- Task requirements -
From the entries below, pull out each line where "вопросу" appears.

- Records supplied -
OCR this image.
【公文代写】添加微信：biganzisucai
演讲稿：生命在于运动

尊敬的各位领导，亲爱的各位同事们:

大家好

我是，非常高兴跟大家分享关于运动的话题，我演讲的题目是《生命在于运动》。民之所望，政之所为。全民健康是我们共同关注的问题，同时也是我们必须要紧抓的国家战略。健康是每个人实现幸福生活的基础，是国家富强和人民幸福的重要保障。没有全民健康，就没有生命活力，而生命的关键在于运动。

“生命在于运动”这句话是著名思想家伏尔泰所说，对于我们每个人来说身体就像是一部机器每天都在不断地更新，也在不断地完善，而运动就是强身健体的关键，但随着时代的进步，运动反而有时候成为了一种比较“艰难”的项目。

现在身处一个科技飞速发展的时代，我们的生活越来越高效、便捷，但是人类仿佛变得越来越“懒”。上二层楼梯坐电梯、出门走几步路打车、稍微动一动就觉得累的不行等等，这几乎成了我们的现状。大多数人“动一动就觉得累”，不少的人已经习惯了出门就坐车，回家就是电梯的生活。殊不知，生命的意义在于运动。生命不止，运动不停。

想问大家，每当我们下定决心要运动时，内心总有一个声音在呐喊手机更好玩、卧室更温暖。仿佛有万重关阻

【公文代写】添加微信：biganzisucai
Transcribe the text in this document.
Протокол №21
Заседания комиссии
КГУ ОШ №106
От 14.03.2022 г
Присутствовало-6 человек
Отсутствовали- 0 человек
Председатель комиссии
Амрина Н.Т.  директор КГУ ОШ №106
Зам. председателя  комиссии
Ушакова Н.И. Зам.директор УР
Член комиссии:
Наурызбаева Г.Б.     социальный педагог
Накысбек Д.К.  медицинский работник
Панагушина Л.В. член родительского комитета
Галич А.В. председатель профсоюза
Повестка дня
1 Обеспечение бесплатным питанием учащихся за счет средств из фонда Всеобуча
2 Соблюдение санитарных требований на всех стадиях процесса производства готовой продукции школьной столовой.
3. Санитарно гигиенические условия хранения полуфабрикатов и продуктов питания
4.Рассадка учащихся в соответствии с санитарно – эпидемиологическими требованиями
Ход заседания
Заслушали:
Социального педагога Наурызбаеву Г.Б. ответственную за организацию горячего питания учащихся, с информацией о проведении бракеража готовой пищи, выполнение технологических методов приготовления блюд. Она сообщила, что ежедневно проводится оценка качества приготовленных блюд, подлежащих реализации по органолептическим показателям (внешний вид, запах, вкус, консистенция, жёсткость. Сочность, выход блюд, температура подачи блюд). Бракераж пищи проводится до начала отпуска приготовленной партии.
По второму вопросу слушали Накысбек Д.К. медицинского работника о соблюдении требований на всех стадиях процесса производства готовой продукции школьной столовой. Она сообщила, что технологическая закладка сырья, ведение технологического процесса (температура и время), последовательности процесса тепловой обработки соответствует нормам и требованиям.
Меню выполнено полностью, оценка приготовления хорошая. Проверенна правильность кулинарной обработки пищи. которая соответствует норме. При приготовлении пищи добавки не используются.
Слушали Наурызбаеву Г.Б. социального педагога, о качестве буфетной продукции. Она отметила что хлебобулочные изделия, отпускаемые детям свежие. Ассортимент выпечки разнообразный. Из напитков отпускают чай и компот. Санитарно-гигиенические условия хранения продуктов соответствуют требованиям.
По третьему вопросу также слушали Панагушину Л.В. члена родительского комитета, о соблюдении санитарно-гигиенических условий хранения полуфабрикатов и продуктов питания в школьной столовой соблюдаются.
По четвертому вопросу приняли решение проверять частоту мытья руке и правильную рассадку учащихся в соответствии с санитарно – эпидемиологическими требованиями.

==

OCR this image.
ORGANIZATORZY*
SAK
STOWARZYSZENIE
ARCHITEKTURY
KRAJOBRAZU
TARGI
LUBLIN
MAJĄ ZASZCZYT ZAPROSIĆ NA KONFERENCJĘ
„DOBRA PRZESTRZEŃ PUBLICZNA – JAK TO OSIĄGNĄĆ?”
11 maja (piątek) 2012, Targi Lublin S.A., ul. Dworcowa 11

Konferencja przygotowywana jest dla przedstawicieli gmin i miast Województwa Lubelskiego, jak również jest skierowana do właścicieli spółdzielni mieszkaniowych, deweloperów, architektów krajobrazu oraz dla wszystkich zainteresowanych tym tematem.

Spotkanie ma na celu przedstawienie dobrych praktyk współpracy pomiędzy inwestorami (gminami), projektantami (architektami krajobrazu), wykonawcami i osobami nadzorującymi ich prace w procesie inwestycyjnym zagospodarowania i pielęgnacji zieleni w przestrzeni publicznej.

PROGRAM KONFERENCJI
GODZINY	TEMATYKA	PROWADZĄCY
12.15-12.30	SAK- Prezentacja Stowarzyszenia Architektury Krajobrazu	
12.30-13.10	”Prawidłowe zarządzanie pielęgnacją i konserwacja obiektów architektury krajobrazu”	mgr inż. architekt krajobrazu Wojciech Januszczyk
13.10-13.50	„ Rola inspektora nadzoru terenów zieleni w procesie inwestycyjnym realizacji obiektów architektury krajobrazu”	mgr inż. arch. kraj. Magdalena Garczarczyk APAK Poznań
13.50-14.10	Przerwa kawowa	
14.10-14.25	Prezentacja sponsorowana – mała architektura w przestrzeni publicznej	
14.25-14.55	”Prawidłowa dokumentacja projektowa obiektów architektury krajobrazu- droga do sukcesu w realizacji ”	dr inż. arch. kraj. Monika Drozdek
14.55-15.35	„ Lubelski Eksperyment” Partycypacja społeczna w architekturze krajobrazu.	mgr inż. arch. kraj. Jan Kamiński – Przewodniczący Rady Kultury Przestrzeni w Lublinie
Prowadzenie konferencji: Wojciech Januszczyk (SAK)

--

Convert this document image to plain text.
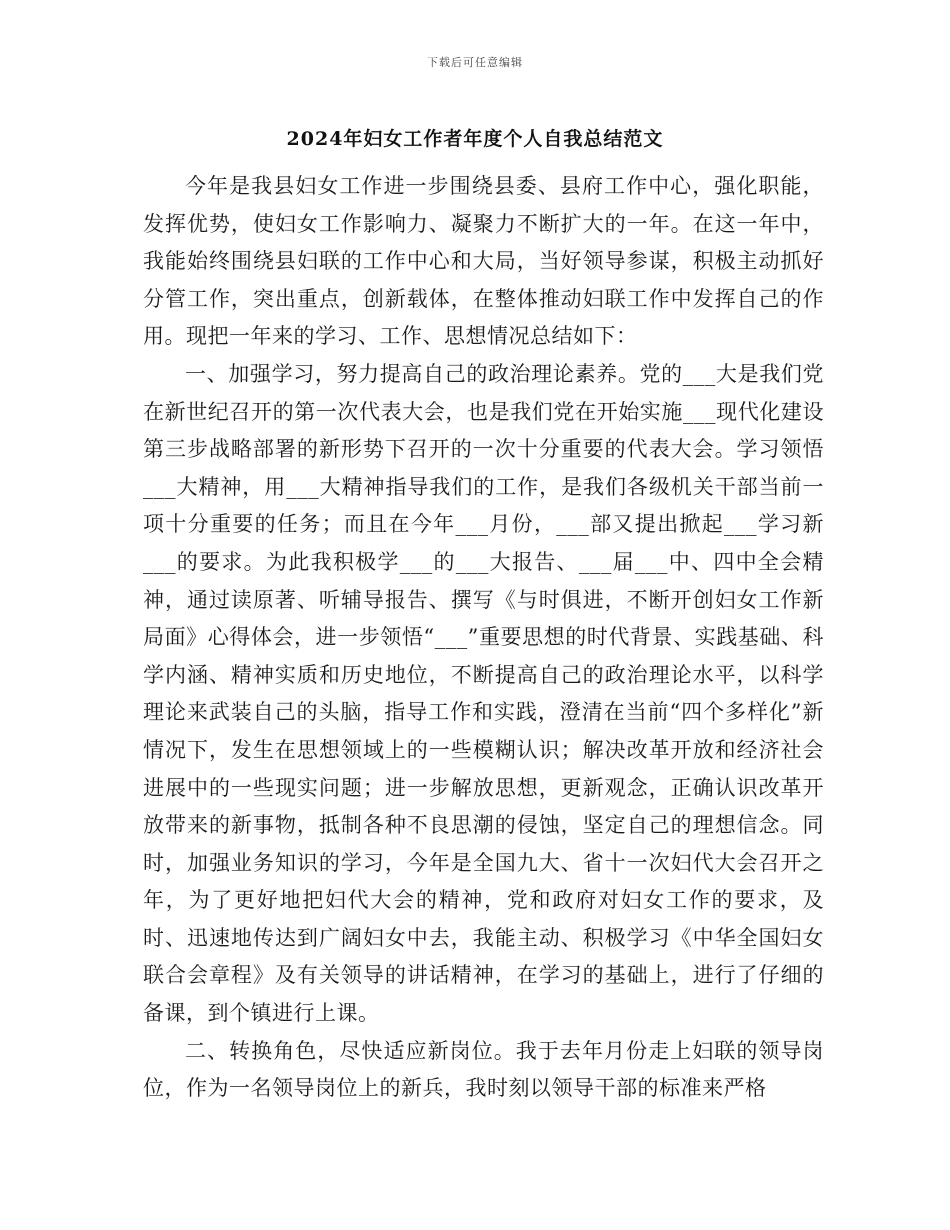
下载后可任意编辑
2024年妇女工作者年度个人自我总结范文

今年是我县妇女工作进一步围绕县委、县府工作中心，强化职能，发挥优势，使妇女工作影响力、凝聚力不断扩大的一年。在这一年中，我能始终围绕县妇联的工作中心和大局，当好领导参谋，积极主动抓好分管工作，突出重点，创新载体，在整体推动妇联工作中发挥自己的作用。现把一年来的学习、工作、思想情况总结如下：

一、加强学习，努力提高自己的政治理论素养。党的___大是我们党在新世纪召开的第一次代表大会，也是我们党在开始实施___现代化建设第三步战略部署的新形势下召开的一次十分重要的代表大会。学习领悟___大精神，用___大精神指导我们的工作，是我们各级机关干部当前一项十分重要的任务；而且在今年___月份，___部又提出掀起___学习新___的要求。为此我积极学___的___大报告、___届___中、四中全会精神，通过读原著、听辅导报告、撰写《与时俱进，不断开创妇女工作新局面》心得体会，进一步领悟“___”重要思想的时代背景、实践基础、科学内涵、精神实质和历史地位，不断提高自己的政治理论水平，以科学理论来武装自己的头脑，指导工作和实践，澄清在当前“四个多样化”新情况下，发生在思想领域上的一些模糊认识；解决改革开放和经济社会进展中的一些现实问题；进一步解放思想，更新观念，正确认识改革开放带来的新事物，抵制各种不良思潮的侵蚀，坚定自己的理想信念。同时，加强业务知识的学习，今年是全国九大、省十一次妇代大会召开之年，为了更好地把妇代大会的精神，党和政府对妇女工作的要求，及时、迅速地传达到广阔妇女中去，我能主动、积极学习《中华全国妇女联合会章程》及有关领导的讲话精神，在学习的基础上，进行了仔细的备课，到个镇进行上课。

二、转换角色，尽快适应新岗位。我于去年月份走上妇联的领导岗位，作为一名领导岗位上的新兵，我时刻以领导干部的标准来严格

- Result of this task -
По второму вопросу слушали Накысбек Д.К. медицинского работника о соблюдении требований на всех стадиях процесса производства готовой продукции школьной столовой. Она сообщила, что технологическая закладка сырья, ведение технологического процесса (температура и время), последовательности процесса тепловой обработки соответствует нормам и требованиям.
По третьему вопросу также слушали Панагушину Л.В. члена родительского комитета, о соблюдении санитарно-гигиенических условий хранения полуфабрикатов и продуктов питания в школьной столовой соблюдаются.
По четвертому вопросу приняли решение проверять частоту мытья руке и правильную рассадку учащихся в соответствии с санитарно – эпидемиологическими требованиями.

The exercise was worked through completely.